### Instructions for the task
Filter this material down to the lines that hold "обеспечения", copying each one.

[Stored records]
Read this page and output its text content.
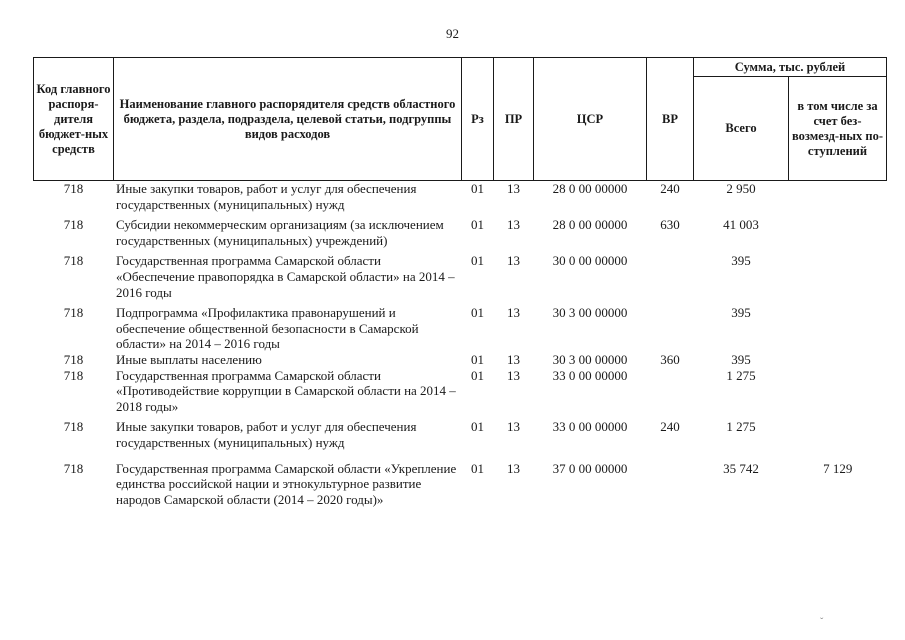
92
Код главного распоря-дителя бюджет-ных средств	Наименование главного распорядителя средств областного бюджета, раздела, подраздела, целевой статьи, подгруппы видов расходов	Рз	ПР	ЦСР	ВР	Сумма, тыс. рублей	
						Всего	в том числе за счет без-возмезд-ных по-ступлений
718	Иные закупки товаров, работ и услуг для обеспечения государственных (муниципальных) нужд	01	13	28 0 00 00000	240	2 950	
718	Субсидии некоммерческим организациям (за исключением государственных (муниципальных) учреждений)	01	13	28 0 00 00000	630	41 003	
718	Государственная программа Самарской области «Обеспечение правопорядка в Самарской области» на 2014 – 2016 годы	01	13	30 0 00 00000		395	
718	Подпрограмма «Профилактика правонарушений и обеспечение общественной безопасности в Самарской области» на 2014 – 2016 годы	01	13	30 3 00 00000		395	
718	Иные выплаты населению	01	13	30 3 00 00000	360	395	
718	Государственная программа Самарской области «Противодействие коррупции в Самарской области на 2014 – 2018 годы»	01	13	33 0 00 00000		1 275	
718	Иные закупки товаров, работ и услуг для обеспечения государственных (муниципальных) нужд	01	13	33 0 00 00000	240	1 275	
718	Государственная программа Самарской области «Укрепление единства российской нации и этнокультурное развитие народов Самарской области (2014 – 2020 годы)»	01	13	37 0 00 00000		35 742	7 129
ˇ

### Full solution
718	Иные закупки товаров, работ и услуг для обеспечения государственных (муниципальных) нужд	01	13	28 0 00 00000	240	2 950	
718	Иные закупки товаров, работ и услуг для обеспечения государственных (муниципальных) нужд	01	13	33 0 00 00000	240	1 275	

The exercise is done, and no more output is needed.